Exercise ->
List every line below containing "sine".
start Excerpted data
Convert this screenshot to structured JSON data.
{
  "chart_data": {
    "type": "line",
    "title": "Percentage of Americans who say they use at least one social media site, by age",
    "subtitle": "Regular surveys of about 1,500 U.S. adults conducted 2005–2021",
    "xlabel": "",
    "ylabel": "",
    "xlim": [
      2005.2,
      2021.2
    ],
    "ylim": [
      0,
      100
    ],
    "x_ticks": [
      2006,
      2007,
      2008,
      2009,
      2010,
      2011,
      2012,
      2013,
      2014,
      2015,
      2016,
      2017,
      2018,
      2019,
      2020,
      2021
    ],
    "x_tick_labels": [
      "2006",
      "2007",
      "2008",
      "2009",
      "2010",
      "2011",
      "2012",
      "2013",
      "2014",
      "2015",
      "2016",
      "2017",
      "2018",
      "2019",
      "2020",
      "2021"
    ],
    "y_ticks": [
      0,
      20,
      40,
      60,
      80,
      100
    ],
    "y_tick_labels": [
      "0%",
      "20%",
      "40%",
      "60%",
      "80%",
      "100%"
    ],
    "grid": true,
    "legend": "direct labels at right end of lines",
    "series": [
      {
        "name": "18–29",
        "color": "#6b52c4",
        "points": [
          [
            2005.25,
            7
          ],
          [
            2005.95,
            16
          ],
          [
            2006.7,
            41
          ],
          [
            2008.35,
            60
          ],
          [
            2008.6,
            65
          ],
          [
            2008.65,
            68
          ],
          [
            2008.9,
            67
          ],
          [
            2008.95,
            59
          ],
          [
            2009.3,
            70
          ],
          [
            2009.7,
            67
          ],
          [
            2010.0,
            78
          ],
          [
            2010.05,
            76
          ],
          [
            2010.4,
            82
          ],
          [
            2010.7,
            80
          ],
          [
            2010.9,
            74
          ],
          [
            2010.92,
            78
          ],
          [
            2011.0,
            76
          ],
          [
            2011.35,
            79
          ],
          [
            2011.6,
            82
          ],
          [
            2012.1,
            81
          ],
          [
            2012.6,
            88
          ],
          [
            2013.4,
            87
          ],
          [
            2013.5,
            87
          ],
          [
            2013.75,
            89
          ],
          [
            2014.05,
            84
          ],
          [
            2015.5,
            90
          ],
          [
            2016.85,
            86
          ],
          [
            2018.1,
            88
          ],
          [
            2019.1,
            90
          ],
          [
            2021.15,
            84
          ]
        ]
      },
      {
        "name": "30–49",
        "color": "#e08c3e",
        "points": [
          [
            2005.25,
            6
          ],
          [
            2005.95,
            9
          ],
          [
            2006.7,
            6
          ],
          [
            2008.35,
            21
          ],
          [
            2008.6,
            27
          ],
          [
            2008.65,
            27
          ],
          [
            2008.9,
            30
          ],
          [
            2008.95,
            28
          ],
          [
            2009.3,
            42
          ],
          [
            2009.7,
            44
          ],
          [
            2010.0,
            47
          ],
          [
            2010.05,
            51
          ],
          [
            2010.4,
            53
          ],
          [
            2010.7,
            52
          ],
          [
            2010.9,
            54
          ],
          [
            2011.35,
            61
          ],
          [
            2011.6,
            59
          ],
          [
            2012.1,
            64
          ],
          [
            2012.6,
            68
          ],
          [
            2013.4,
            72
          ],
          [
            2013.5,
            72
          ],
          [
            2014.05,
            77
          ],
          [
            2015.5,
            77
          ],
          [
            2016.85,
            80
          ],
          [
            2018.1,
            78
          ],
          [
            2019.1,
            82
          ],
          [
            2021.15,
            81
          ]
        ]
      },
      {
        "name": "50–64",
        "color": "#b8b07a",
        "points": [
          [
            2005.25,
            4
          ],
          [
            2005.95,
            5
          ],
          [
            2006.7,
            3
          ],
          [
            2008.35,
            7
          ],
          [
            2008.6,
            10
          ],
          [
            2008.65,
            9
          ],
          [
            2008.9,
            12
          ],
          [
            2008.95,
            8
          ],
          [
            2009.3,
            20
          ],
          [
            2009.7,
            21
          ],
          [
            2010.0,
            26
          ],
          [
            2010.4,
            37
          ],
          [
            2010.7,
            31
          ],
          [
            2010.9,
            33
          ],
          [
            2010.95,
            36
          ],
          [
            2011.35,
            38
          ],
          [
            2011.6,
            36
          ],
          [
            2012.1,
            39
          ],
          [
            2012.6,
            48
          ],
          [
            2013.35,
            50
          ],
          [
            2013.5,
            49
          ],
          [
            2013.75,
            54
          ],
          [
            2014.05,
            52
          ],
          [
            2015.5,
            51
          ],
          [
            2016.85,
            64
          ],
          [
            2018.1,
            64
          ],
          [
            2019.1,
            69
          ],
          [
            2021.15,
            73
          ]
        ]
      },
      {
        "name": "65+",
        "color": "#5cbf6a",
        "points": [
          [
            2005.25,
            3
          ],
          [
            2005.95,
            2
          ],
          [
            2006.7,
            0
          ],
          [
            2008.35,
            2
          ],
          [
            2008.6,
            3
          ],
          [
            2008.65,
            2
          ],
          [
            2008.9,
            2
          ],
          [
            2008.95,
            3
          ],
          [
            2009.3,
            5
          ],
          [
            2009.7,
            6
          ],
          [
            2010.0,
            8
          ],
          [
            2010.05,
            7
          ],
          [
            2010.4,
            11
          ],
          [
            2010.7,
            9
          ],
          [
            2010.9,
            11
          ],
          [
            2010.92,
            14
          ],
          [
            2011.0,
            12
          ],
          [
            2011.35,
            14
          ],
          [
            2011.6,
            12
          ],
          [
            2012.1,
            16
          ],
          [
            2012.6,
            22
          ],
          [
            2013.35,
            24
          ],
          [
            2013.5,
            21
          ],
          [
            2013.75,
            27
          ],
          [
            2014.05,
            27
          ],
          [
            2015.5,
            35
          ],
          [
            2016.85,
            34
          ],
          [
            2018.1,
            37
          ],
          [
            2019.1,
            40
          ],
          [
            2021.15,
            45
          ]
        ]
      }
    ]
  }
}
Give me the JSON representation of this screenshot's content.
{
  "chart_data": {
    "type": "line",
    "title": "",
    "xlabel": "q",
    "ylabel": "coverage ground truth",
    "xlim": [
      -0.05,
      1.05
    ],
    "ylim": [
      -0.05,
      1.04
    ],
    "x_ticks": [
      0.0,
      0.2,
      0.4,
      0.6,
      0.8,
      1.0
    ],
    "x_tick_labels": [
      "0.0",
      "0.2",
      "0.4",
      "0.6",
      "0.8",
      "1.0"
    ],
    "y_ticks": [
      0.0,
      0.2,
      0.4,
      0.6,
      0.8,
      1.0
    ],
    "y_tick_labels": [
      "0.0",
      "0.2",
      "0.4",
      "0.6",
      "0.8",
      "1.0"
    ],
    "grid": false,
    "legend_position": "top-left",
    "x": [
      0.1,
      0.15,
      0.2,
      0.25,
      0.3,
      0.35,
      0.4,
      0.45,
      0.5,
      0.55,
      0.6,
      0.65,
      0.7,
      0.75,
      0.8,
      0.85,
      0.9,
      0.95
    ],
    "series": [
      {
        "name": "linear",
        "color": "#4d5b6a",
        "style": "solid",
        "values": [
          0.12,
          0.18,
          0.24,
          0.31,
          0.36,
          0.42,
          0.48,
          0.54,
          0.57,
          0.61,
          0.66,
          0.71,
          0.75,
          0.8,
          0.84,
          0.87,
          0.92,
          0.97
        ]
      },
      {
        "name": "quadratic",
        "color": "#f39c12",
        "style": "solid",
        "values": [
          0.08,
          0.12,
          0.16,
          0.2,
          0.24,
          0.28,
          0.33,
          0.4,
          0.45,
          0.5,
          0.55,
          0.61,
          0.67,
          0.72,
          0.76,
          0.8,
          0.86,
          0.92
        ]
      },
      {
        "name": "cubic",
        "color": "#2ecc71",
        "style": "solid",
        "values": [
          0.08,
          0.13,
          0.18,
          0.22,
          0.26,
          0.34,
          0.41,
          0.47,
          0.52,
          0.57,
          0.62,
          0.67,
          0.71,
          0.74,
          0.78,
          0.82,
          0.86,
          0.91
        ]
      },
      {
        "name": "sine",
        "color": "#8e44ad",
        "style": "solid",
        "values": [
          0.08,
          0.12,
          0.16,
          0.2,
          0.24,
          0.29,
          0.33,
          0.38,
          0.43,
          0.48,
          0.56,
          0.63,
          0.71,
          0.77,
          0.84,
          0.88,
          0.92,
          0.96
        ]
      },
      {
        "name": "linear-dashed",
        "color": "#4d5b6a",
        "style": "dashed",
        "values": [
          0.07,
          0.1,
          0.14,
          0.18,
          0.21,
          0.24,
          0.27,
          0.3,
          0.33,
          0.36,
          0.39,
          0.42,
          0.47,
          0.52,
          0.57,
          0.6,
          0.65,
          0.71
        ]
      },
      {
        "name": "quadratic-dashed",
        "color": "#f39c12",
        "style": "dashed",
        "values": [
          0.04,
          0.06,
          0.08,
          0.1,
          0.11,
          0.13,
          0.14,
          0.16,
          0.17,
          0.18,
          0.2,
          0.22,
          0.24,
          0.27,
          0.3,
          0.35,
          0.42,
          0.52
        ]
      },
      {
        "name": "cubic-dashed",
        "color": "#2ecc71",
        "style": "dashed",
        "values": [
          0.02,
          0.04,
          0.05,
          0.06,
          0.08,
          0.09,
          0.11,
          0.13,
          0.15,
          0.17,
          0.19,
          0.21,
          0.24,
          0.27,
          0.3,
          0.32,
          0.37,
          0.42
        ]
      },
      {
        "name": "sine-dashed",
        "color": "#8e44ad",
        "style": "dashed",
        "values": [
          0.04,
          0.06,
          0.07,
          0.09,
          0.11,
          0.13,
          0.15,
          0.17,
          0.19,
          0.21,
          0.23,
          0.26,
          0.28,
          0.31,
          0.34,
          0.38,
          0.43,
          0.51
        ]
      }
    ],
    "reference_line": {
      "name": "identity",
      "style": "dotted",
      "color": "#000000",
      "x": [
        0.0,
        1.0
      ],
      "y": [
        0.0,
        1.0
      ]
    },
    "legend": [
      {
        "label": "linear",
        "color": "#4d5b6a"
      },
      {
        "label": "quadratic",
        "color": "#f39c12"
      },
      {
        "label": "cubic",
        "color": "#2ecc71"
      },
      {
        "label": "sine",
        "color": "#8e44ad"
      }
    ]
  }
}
end Excerpted data
Reply ->
        "name": "sine",
        "name": "sine-dashed",
        "label": "sine",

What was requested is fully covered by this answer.